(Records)
————
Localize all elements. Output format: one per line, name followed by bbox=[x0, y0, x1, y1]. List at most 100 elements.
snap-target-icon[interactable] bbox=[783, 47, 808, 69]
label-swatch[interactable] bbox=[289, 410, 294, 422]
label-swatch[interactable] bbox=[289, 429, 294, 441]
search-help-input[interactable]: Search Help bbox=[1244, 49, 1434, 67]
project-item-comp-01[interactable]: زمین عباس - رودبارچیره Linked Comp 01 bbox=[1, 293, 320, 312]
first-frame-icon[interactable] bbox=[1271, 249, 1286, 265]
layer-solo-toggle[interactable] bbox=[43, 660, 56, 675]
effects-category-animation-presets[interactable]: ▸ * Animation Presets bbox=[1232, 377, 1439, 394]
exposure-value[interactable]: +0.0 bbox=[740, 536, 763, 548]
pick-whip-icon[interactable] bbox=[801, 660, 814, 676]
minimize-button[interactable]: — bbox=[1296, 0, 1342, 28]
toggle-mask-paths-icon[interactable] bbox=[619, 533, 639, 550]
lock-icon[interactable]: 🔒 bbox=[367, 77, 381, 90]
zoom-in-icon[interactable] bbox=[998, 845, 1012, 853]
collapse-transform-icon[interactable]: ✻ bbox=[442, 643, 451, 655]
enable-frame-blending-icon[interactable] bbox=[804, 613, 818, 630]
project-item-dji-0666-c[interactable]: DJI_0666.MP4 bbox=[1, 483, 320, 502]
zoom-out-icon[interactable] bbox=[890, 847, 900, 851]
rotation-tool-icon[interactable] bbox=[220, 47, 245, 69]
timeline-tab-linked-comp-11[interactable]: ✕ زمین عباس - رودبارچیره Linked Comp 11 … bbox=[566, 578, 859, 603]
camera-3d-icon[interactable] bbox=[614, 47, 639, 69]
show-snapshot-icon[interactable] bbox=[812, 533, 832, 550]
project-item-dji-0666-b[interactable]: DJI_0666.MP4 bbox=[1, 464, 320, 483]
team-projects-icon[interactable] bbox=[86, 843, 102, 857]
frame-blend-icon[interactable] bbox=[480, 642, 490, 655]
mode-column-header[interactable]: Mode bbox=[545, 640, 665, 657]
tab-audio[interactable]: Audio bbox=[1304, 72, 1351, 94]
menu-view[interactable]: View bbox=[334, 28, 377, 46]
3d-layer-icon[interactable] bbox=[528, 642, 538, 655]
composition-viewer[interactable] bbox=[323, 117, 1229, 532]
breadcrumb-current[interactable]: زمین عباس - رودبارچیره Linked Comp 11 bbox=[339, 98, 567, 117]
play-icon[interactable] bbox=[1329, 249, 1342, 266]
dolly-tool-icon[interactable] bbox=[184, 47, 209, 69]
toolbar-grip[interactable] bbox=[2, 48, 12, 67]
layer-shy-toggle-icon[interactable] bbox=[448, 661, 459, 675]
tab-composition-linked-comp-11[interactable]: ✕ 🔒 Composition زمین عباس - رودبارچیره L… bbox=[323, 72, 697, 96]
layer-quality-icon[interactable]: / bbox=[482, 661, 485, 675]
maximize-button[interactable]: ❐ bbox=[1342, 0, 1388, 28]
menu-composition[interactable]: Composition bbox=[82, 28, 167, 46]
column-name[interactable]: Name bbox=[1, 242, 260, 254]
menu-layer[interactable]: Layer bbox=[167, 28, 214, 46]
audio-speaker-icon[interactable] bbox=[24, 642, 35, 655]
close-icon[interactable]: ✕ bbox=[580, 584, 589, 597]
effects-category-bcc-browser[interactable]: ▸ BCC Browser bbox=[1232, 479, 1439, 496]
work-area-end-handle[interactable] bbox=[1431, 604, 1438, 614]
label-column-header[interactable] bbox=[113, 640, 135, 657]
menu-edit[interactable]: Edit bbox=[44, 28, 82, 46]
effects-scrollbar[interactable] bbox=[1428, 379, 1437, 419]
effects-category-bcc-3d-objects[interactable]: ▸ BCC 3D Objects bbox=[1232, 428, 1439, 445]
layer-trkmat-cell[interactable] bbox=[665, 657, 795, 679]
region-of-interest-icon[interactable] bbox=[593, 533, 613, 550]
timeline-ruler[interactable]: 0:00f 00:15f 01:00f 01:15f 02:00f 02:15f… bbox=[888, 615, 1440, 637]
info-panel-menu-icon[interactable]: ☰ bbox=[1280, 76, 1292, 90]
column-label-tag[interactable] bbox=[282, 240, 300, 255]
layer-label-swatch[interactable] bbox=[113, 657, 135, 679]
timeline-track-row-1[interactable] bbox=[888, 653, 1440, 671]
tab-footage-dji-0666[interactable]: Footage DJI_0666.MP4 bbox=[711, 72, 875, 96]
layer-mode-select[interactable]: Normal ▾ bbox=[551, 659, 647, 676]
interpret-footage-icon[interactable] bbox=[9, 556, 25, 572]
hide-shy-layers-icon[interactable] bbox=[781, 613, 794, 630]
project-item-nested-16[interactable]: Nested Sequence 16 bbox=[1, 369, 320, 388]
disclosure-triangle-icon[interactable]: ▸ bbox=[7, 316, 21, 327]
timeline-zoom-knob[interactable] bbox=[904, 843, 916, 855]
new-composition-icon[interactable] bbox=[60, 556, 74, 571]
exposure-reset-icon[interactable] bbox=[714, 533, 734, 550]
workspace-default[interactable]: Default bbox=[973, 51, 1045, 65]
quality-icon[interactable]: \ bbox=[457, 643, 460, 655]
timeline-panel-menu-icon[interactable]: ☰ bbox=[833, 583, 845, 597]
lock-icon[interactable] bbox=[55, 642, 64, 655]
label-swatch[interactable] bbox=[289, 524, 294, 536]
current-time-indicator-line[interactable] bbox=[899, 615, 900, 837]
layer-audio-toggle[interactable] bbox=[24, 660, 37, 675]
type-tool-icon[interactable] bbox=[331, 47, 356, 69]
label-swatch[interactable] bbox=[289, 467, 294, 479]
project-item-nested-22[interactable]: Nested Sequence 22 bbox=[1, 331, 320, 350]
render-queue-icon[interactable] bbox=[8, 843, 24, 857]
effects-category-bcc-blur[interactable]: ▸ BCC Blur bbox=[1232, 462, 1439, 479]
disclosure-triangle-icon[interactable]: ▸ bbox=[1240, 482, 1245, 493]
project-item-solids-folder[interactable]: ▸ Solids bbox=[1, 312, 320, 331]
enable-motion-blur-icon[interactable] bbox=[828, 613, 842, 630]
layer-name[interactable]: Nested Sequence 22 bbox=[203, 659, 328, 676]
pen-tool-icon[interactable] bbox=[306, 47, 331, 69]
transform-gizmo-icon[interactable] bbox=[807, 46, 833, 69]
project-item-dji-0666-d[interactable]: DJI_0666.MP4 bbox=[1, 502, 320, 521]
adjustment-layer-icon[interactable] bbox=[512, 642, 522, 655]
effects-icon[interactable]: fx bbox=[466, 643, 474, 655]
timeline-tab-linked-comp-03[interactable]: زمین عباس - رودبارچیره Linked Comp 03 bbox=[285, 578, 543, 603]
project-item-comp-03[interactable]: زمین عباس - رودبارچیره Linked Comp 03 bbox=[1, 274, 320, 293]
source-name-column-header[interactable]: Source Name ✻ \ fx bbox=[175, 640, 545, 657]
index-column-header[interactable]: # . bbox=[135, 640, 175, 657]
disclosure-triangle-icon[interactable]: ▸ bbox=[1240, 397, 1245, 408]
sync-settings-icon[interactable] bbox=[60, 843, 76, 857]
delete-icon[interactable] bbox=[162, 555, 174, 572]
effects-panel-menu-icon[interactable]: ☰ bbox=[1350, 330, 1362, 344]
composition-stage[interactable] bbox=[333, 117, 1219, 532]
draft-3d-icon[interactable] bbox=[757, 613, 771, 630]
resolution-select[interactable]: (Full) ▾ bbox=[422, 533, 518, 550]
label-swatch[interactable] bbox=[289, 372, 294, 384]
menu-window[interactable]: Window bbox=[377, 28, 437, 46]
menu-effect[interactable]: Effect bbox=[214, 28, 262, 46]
————
Rewrite the material above from its first line through the line holding "frame-blend-icon[interactable] bbox=[480, 642, 490, 655]", inclusive, with "Linked Comp" replaced by "Composition" and nothing else changed.

Localize all elements. Output format: one per line, name followed by bbox=[x0, y0, x1, y1]. List at most 100 elements.
snap-target-icon[interactable] bbox=[783, 47, 808, 69]
label-swatch[interactable] bbox=[289, 410, 294, 422]
label-swatch[interactable] bbox=[289, 429, 294, 441]
search-help-input[interactable]: Search Help bbox=[1244, 49, 1434, 67]
project-item-comp-01[interactable]: زمین عباس - رودبارچیره Composition 01 bbox=[1, 293, 320, 312]
first-frame-icon[interactable] bbox=[1271, 249, 1286, 265]
layer-solo-toggle[interactable] bbox=[43, 660, 56, 675]
effects-category-animation-presets[interactable]: ▸ * Animation Presets bbox=[1232, 377, 1439, 394]
exposure-value[interactable]: +0.0 bbox=[740, 536, 763, 548]
pick-whip-icon[interactable] bbox=[801, 660, 814, 676]
minimize-button[interactable]: — bbox=[1296, 0, 1342, 28]
toggle-mask-paths-icon[interactable] bbox=[619, 533, 639, 550]
lock-icon[interactable]: 🔒 bbox=[367, 77, 381, 90]
zoom-in-icon[interactable] bbox=[998, 845, 1012, 853]
collapse-transform-icon[interactable]: ✻ bbox=[442, 643, 451, 655]
enable-frame-blending-icon[interactable] bbox=[804, 613, 818, 630]
project-item-dji-0666-c[interactable]: DJI_0666.MP4 bbox=[1, 483, 320, 502]
zoom-out-icon[interactable] bbox=[890, 847, 900, 851]
rotation-tool-icon[interactable] bbox=[220, 47, 245, 69]
timeline-tab-linked-comp-11[interactable]: ✕ زمین عباس - رودبارچیره Composition 11 … bbox=[566, 578, 859, 603]
camera-3d-icon[interactable] bbox=[614, 47, 639, 69]
show-snapshot-icon[interactable] bbox=[812, 533, 832, 550]
project-item-dji-0666-b[interactable]: DJI_0666.MP4 bbox=[1, 464, 320, 483]
team-projects-icon[interactable] bbox=[86, 843, 102, 857]
frame-blend-icon[interactable] bbox=[480, 642, 490, 655]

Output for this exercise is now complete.